[YOUR INSTRUCTIONS] Search the records for the word "AIDEL" and report each line that has it.

Collected data entries:
>>>>>

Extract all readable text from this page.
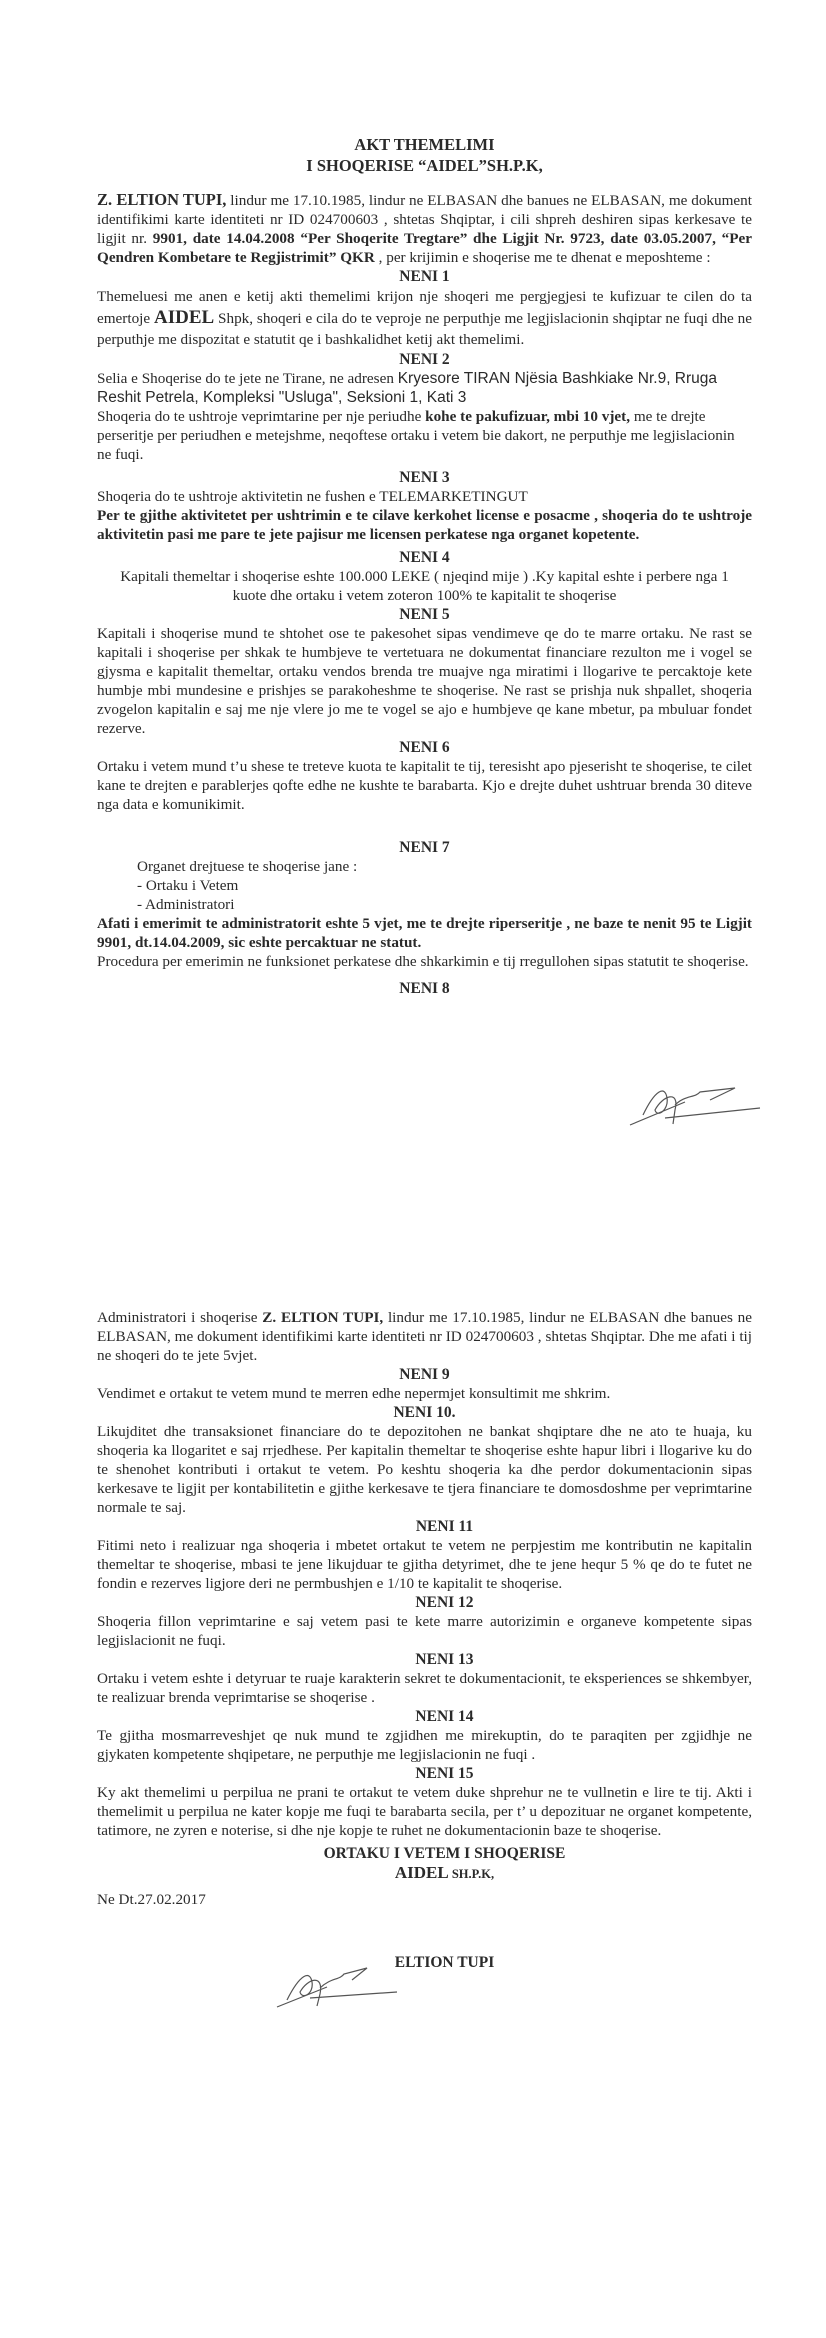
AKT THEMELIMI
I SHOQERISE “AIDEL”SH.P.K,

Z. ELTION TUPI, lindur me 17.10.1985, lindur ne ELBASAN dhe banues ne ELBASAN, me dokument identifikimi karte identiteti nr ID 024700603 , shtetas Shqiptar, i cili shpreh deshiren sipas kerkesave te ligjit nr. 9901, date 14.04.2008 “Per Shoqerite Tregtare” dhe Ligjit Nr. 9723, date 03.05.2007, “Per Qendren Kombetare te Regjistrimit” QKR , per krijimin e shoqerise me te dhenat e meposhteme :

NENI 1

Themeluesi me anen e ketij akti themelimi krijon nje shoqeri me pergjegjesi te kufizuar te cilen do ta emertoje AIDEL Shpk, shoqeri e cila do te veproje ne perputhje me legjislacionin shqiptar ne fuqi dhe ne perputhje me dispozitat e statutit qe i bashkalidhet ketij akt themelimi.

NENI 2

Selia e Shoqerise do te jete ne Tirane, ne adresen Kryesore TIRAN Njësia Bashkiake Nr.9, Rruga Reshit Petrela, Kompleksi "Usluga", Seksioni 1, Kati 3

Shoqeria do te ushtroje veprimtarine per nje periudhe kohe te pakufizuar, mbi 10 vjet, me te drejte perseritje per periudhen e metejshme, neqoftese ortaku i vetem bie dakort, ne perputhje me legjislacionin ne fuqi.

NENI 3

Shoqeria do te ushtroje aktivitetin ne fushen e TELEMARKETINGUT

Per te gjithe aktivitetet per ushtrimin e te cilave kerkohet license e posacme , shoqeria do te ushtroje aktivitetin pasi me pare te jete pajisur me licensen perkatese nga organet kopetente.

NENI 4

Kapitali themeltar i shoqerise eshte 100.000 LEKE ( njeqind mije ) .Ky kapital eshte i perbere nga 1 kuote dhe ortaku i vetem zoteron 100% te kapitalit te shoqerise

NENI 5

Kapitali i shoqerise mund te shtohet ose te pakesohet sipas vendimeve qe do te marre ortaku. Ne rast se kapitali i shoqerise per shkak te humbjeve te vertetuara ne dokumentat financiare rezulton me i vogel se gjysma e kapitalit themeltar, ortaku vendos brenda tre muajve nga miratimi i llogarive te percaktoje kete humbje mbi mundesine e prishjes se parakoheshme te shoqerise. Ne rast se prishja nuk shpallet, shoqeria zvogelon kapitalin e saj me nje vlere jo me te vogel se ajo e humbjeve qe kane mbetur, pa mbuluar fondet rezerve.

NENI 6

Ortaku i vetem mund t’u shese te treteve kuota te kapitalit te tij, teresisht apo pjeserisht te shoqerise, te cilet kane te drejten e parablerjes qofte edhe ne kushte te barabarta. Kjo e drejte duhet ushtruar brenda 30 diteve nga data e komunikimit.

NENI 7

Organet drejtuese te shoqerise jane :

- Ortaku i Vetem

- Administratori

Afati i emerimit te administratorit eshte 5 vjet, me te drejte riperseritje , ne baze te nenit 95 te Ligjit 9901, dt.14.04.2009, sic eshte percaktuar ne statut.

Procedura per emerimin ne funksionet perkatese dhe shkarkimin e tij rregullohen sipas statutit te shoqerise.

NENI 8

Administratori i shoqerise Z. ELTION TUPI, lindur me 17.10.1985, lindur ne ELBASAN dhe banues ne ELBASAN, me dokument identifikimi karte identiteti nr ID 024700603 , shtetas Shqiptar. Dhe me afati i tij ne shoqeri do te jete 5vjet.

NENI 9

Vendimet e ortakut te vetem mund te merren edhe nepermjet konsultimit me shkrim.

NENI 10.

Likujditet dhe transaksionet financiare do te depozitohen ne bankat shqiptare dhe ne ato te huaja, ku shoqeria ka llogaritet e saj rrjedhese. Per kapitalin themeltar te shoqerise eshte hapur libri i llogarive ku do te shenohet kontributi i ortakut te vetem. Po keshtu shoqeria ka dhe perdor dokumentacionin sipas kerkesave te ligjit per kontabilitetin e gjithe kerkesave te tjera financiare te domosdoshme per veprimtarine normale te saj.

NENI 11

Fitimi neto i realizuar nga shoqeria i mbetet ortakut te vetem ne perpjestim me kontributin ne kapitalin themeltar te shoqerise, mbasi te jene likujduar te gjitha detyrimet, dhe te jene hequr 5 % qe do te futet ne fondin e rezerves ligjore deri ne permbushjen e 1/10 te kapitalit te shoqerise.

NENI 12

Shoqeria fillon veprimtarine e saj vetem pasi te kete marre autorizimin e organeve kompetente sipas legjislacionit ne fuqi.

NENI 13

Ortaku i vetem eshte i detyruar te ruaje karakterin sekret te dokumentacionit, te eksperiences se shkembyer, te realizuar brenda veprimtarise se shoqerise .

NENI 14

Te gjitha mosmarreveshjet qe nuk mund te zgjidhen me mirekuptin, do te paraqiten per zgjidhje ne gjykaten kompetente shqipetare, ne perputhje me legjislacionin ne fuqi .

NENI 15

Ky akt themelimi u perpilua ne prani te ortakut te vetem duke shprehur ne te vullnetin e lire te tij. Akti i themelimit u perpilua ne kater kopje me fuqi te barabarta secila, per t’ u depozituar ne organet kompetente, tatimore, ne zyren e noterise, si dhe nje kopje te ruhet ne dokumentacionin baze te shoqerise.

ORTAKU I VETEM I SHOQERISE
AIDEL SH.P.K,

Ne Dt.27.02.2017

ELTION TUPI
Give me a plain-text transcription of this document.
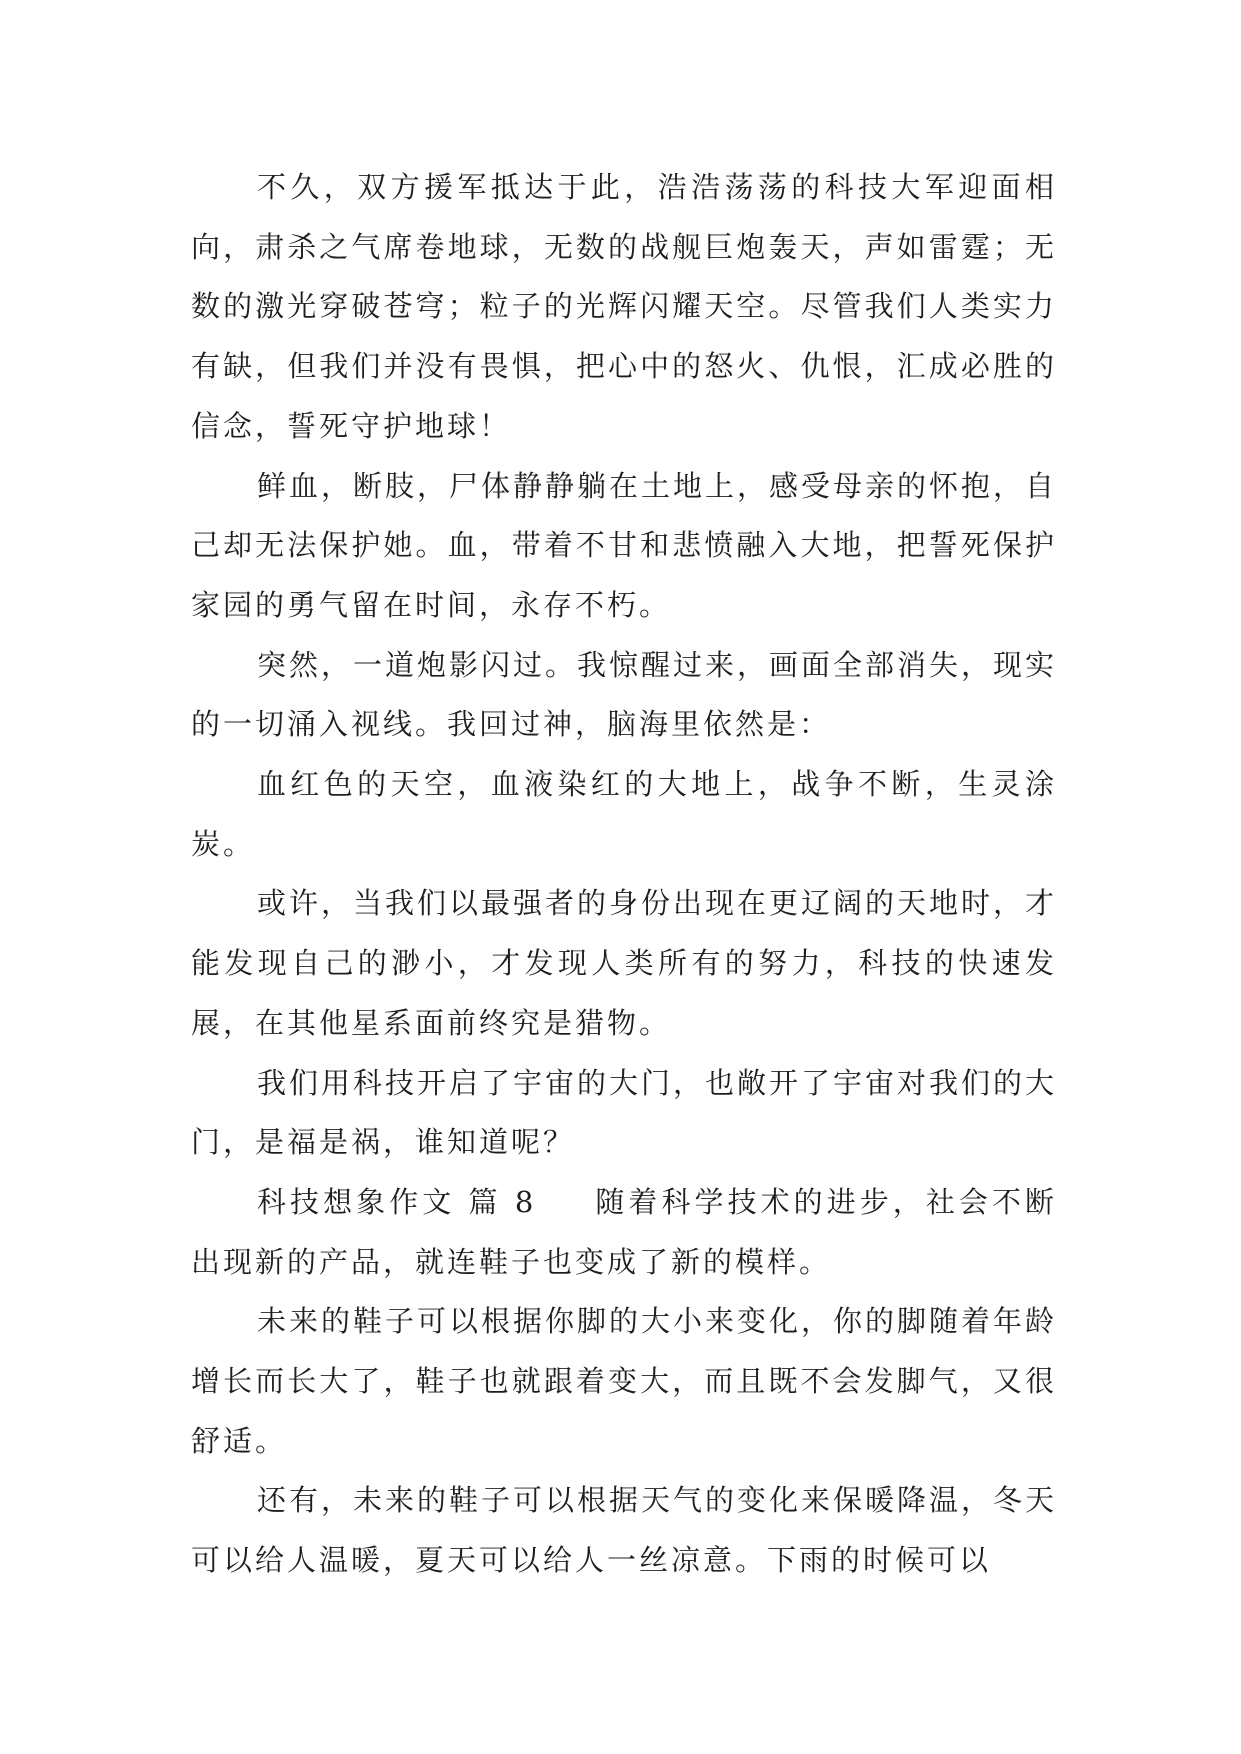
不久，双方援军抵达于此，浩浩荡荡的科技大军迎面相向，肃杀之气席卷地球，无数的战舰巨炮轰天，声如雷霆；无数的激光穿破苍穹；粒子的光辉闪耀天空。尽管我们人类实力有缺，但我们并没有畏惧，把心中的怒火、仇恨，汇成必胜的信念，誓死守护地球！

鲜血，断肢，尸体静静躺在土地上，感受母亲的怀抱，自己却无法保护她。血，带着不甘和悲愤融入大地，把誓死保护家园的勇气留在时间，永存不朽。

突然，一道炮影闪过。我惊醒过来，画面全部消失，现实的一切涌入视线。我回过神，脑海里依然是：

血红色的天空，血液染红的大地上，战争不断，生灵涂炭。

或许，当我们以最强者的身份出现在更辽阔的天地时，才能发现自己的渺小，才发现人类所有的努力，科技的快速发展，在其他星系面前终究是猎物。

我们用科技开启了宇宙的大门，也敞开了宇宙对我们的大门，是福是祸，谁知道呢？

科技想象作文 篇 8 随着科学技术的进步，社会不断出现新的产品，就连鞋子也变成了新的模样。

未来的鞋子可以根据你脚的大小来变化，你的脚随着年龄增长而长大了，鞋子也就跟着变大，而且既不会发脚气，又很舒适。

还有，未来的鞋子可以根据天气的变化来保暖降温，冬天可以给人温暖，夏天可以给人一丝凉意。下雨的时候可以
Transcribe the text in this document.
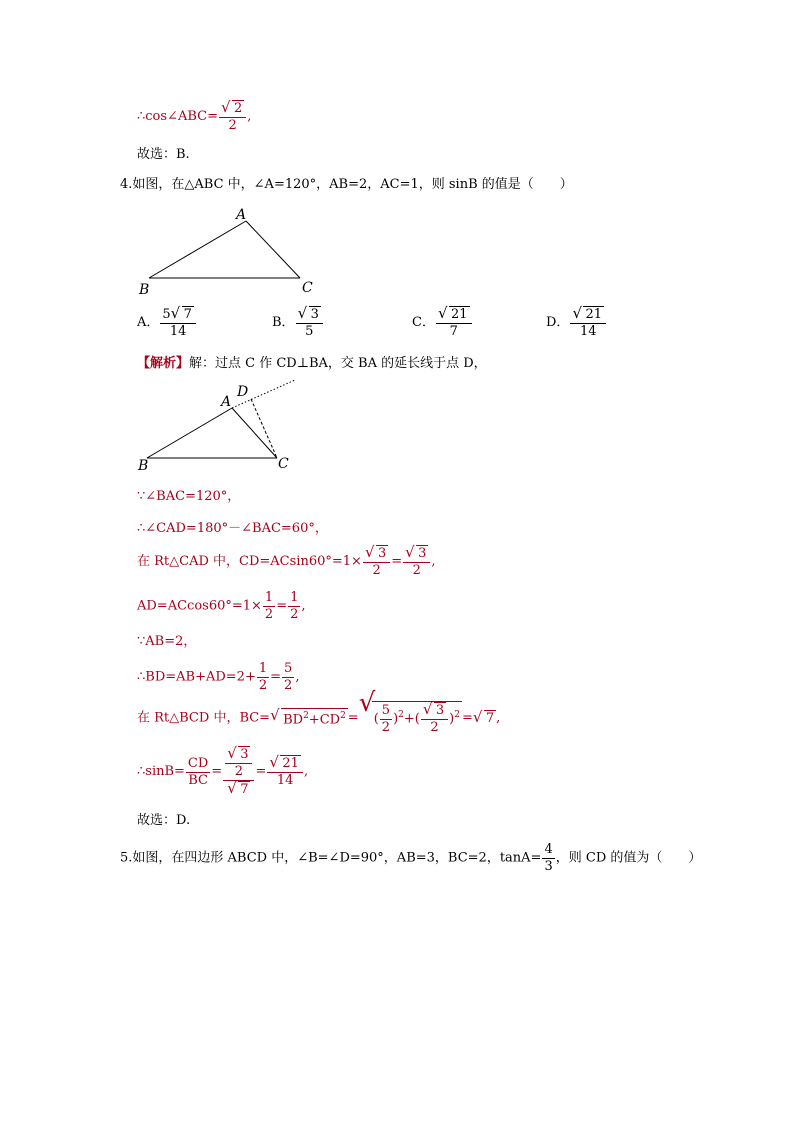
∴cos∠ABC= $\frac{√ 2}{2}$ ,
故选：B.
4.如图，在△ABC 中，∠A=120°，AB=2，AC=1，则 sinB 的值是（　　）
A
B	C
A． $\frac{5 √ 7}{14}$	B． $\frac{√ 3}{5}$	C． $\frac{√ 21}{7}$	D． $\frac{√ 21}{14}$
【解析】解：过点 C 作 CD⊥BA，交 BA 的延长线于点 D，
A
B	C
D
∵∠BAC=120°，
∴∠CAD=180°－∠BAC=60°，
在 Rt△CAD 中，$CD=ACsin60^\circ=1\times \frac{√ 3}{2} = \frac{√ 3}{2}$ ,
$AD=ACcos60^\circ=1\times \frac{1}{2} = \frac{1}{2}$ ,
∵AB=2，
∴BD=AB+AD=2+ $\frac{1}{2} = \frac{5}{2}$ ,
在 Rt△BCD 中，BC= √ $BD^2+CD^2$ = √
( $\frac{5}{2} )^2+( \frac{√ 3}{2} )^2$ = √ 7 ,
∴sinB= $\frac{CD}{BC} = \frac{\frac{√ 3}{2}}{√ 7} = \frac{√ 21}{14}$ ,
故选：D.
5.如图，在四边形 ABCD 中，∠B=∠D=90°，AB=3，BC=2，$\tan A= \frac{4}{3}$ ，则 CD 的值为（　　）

<<<<<

[OUTPUT OF THE EXERCISE]
I SHOQERISE “AIDEL”SH.P.K,
Themeluesi me anen e ketij akti themelimi krijon nje shoqeri me pergjegjesi te kufizuar te cilen do ta emertoje AIDEL Shpk, shoqeri e cila do te veproje ne perputhje me legjislacionin shqiptar ne fuqi dhe ne perputhje me dispozitat e statutit qe i bashkalidhet ketij akt themelimi.
AIDEL SH.P.K,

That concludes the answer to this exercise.